## Given exercise
Put every line of the items below into a numbered list, skipping blank lines and leaving the pictures out.

## Data section
↓↓↓
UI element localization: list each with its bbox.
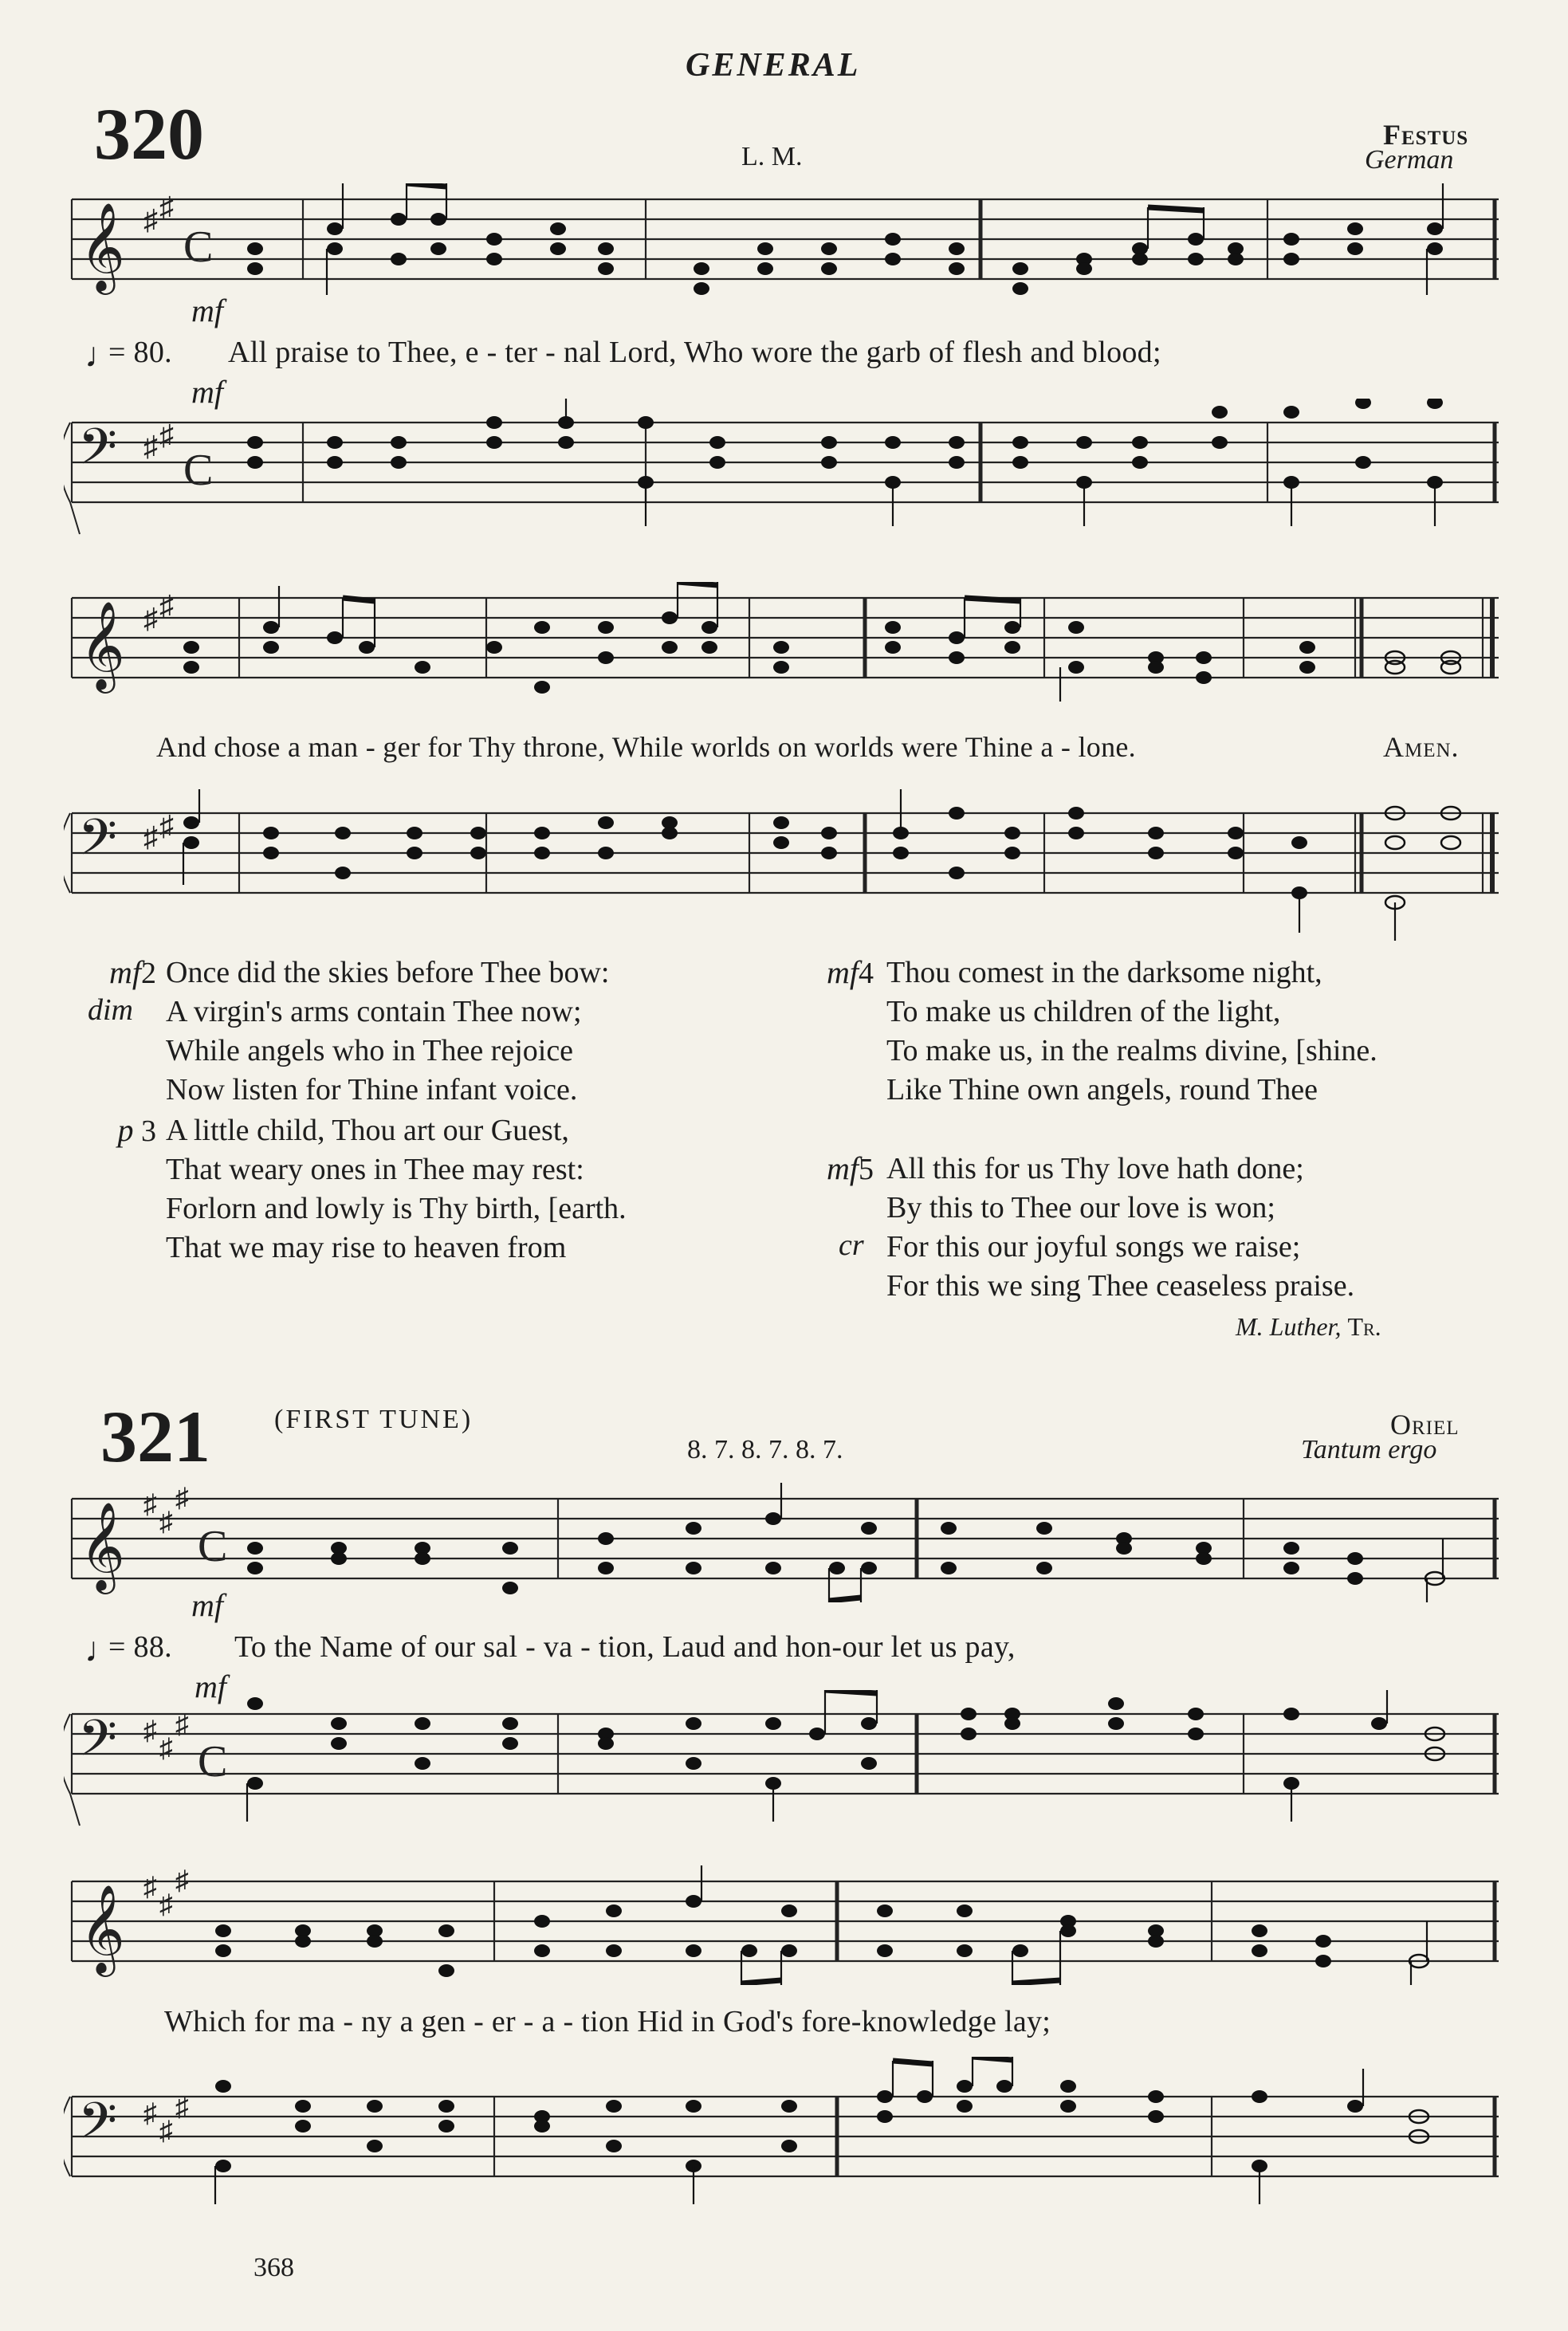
verse-3: A little child, Thou art our Guest, That weary ones in Thee may rest: Forlorn and lowly is Thy birth, [earth. That we may rise to heaven from <box>166 1114 627 1264</box>
tune-name-321: Oriel <box>1390 1409 1460 1441</box>
dynamic-mf-321-bass: mf <box>195 1669 226 1704</box>
svg-text:♯: ♯ <box>159 2117 173 2146</box>
verse-4: Thou comest in the darksome night, To make us children of the light, To make us, in the realms divine, [shine. Like Thine own angels, round Thee <box>886 956 1377 1107</box>
tune-source-321: Tantum ergo <box>1301 1435 1437 1464</box>
verse-2-mark: mf2 <box>109 954 156 990</box>
svg-text:𝄢: 𝄢 <box>78 808 117 879</box>
page-number: 368 <box>253 2253 294 2282</box>
hymn-number-320: 320 <box>94 93 204 175</box>
bass-staff-321-1 <box>64 1690 1499 1834</box>
lyrics-320-line1: All praise to Thee, e - ter - nal Lord, Who wore the garb of flesh and blood; <box>228 336 1161 369</box>
tempo-marking-321: = 88. <box>108 1630 172 1664</box>
svg-text:𝄞: 𝄞 <box>80 1501 125 1590</box>
verse-5-cr-mark: cr <box>839 1228 864 1262</box>
svg-text:𝄢: 𝄢 <box>78 1708 117 1779</box>
svg-text:𝄞: 𝄞 <box>80 202 125 291</box>
meter-320: L. M. <box>741 142 803 171</box>
treble-staff-321-1 <box>64 1475 1499 1602</box>
svg-text:♯: ♯ <box>143 1716 157 1746</box>
svg-text:♯: ♯ <box>159 1890 173 1920</box>
svg-text:♯: ♯ <box>175 1484 189 1513</box>
bass-staff-320-1 <box>64 399 1499 542</box>
bass-staff-320-2 <box>64 789 1499 949</box>
author-attribution: M. Luther, Tr. <box>1236 1312 1381 1341</box>
svg-text:♯: ♯ <box>175 1866 189 1896</box>
bass-staff-321-2 <box>64 2057 1499 2216</box>
tune-source-320: German <box>1365 145 1454 175</box>
svg-text:♯: ♯ <box>159 1507 173 1537</box>
svg-text:♯: ♯ <box>143 430 158 462</box>
treble-staff-321-2 <box>64 1857 1499 1985</box>
svg-text:C: C <box>183 222 214 272</box>
svg-text:𝄢: 𝄢 <box>78 417 117 488</box>
svg-text:C: C <box>183 446 214 495</box>
verse-2: Once did the skies before Thee bow: A virgin's arms contain Thee now; While angels who in Thee rejoice Now listen for Thine infant voice. <box>166 956 610 1107</box>
lyrics-321-line1: To the Name of our sal - va - tion, Laud and hon-our let us pay, <box>234 1630 1016 1664</box>
meter-321: 8. 7. 8. 7. 8. 7. <box>687 1435 843 1464</box>
svg-text:C: C <box>198 1522 228 1571</box>
svg-text:𝄞: 𝄞 <box>80 600 125 690</box>
verse-5: All this for us Thy love hath done; By this to Thee our love is won; For this our joyful songs we raise; For this we sing Thee ceaseless praise. <box>886 1152 1355 1303</box>
verse-3-mark: p 3 <box>117 1112 156 1148</box>
svg-text:♯: ♯ <box>159 1734 173 1763</box>
tune-name-320: Festus <box>1383 119 1469 151</box>
svg-text:♯: ♯ <box>159 419 174 451</box>
svg-text:♯: ♯ <box>143 1490 157 1519</box>
lyrics-320-line2: And chose a man - ger for Thy throne, While worlds on worlds were Thine a - lone. <box>156 731 1136 763</box>
svg-text:♯: ♯ <box>143 1873 157 1902</box>
treble-staff-320-1 <box>64 183 1499 295</box>
verse-2-dim-mark: dim <box>88 993 133 1027</box>
svg-text:♯: ♯ <box>159 191 174 223</box>
svg-text:♯: ♯ <box>143 821 158 853</box>
svg-text:♯: ♯ <box>143 204 158 236</box>
dynamic-mf-320-bass: mf <box>191 374 223 410</box>
hymn-number-321: 321 <box>100 1396 210 1477</box>
tempo-marking-320: = 80. <box>108 336 172 369</box>
tempo-note-icon-320: ♩ <box>84 336 120 375</box>
svg-text:♯: ♯ <box>159 590 174 622</box>
treble-staff-320-2 <box>64 582 1499 702</box>
amen-320: Amen. <box>1383 731 1460 763</box>
verse-5-mark: mf5 <box>827 1150 874 1186</box>
section-title: GENERAL <box>686 47 861 84</box>
svg-text:♯: ♯ <box>143 603 158 635</box>
lyrics-321-line2: Which for ma - ny a gen - er - a - tion Hid in God's fore-knowledge lay; <box>164 2005 1051 2038</box>
tune-label-321: (FIRST TUNE) <box>274 1405 474 1434</box>
svg-text:♯: ♯ <box>175 1710 189 1739</box>
svg-text:♯: ♯ <box>143 2099 157 2129</box>
svg-text:𝄢: 𝄢 <box>78 2091 117 2162</box>
svg-text:♯: ♯ <box>159 810 174 842</box>
svg-text:𝄞: 𝄞 <box>80 1884 125 1973</box>
tempo-note-icon-321: ♩ <box>84 1630 120 1669</box>
verse-4-mark: mf4 <box>827 954 874 990</box>
svg-text:C: C <box>198 1737 228 1787</box>
dynamic-mf-320-treble: mf <box>191 293 223 328</box>
svg-text:♯: ♯ <box>175 2093 189 2122</box>
dynamic-mf-321-treble: mf <box>191 1587 223 1623</box>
↑↑↑
## Response below
1. UI element localization: list each with its bbox.
2. verse-3: A little child, Thou art our Guest, That weary ones in Thee may rest: Forlorn and lowly is Thy birth, [earth. That we may rise to heaven from <box>166 1114 627 1264</box>
3. tune-name-321: Oriel <box>1390 1409 1460 1441</box>
4. dynamic-mf-321-bass: mf <box>195 1669 226 1704</box>
5. svg-text:♯: ♯ <box>159 2117 173 2146</box>
6. verse-4: Thou comest in the darksome night, To make us children of the light, To make us, in the realms divine, [shine. Like Thine own angels, round Thee <box>886 956 1377 1107</box>
7. tune-source-321: Tantum ergo <box>1301 1435 1437 1464</box>
8. verse-2-mark: mf2 <box>109 954 156 990</box>
9. svg-text:𝄢: 𝄢 <box>78 808 117 879</box>
10. page-number: 368 <box>253 2253 294 2282</box>
11. hymn-number-320: 320 <box>94 93 204 175</box>
12. bass-staff-321-1 <box>64 1690 1499 1834</box>
13. lyrics-320-line1: All praise to Thee, e - ter - nal Lord, Who wore the garb of flesh and blood; <box>228 336 1161 369</box>
14. tempo-marking-321: = 88. <box>108 1630 172 1664</box>
15. svg-text:𝄞: 𝄞 <box>80 1501 125 1590</box>
16. verse-5-cr-mark: cr <box>839 1228 864 1262</box>
17. svg-text:𝄢: 𝄢 <box>78 1708 117 1779</box>
18. svg-text:𝄞: 𝄞 <box>80 202 125 291</box>
19. meter-320: L. M. <box>741 142 803 171</box>
20. treble-staff-321-1 <box>64 1475 1499 1602</box>
21. svg-text:♯: ♯ <box>143 1716 157 1746</box>
22. svg-text:♯: ♯ <box>159 1890 173 1920</box>
23. svg-text:♯: ♯ <box>175 1484 189 1513</box>
24. bass-staff-320-1 <box>64 399 1499 542</box>
25. bass-staff-320-2 <box>64 789 1499 949</box>
26. author-attribution: M. Luther, Tr. <box>1236 1312 1381 1341</box>
27. svg-text:♯: ♯ <box>175 1866 189 1896</box>
28. bass-staff-321-2 <box>64 2057 1499 2216</box>
29. tune-source-320: German <box>1365 145 1454 175</box>
30. svg-text:♯: ♯ <box>159 1507 173 1537</box>
31. svg-text:♯: ♯ <box>143 430 158 462</box>
32. treble-staff-321-2 <box>64 1857 1499 1985</box>
33. svg-text:C: C <box>183 222 214 272</box>
34. svg-text:𝄢: 𝄢 <box>78 417 117 488</box>
35. svg-text:C: C <box>183 446 214 495</box>
36. verse-2: Once did the skies before Thee bow: A virgin's arms contain Thee now; While angels who in Thee rejoice Now listen for Thine infant voice. <box>166 956 610 1107</box>
37. lyrics-321-line1: To the Name of our sal - va - tion, Laud and hon-our let us pay, <box>234 1630 1016 1664</box>
38. meter-321: 8. 7. 8. 7. 8. 7. <box>687 1435 843 1464</box>
39. svg-text:C: C <box>198 1522 228 1571</box>
40. svg-text:𝄞: 𝄞 <box>80 600 125 690</box>
41. verse-5: All this for us Thy love hath done; By this to Thee our love is won; For this our joyful songs we raise; For this we sing Thee ceaseless praise. <box>886 1152 1355 1303</box>
42. verse-3-mark: p 3 <box>117 1112 156 1148</box>
43. svg-text:♯: ♯ <box>159 1734 173 1763</box>
44. tune-name-320: Festus <box>1383 119 1469 151</box>
45. svg-text:♯: ♯ <box>159 419 174 451</box>
46. svg-text:♯: ♯ <box>143 1490 157 1519</box>
47. lyrics-320-line2: And chose a man - ger for Thy throne, While worlds on worlds were Thine a - lone. <box>156 731 1136 763</box>
48. svg-text:♯: ♯ <box>143 1873 157 1902</box>
49. treble-staff-320-1 <box>64 183 1499 295</box>
50. verse-2-dim-mark: dim <box>88 993 133 1027</box>
51. svg-text:♯: ♯ <box>159 191 174 223</box>
52. svg-text:♯: ♯ <box>143 821 158 853</box>
53. svg-text:♯: ♯ <box>143 204 158 236</box>
54. dynamic-mf-320-bass: mf <box>191 374 223 410</box>
55. hymn-number-321: 321 <box>100 1396 210 1477</box>
56. tempo-marking-320: = 80. <box>108 336 172 369</box>
57. tempo-note-icon-320: ♩ <box>84 336 120 375</box>
58. svg-text:♯: ♯ <box>159 590 174 622</box>
59. treble-staff-320-2 <box>64 582 1499 702</box>
60. amen-320: Amen. <box>1383 731 1460 763</box>
61. verse-5-mark: mf5 <box>827 1150 874 1186</box>
62. section-title: GENERAL <box>686 47 861 84</box>
63. svg-text:♯: ♯ <box>143 603 158 635</box>
64. lyrics-321-line2: Which for ma - ny a gen - er - a - tion Hid in God's fore-knowledge lay; <box>164 2005 1051 2038</box>
65. tune-label-321: (FIRST TUNE) <box>274 1405 474 1434</box>
66. svg-text:♯: ♯ <box>175 1710 189 1739</box>
67. svg-text:♯: ♯ <box>143 2099 157 2129</box>
68. svg-text:𝄢: 𝄢 <box>78 2091 117 2162</box>
69. svg-text:♯: ♯ <box>159 810 174 842</box>
70. svg-text:𝄞: 𝄞 <box>80 1884 125 1973</box>
71. tempo-note-icon-321: ♩ <box>84 1630 120 1669</box>
72. verse-4-mark: mf4 <box>827 954 874 990</box>
73. svg-text:C: C <box>198 1737 228 1787</box>
74. dynamic-mf-320-treble: mf <box>191 293 223 328</box>
75. svg-text:♯: ♯ <box>175 2093 189 2122</box>
76. dynamic-mf-321-treble: mf <box>191 1587 223 1623</box>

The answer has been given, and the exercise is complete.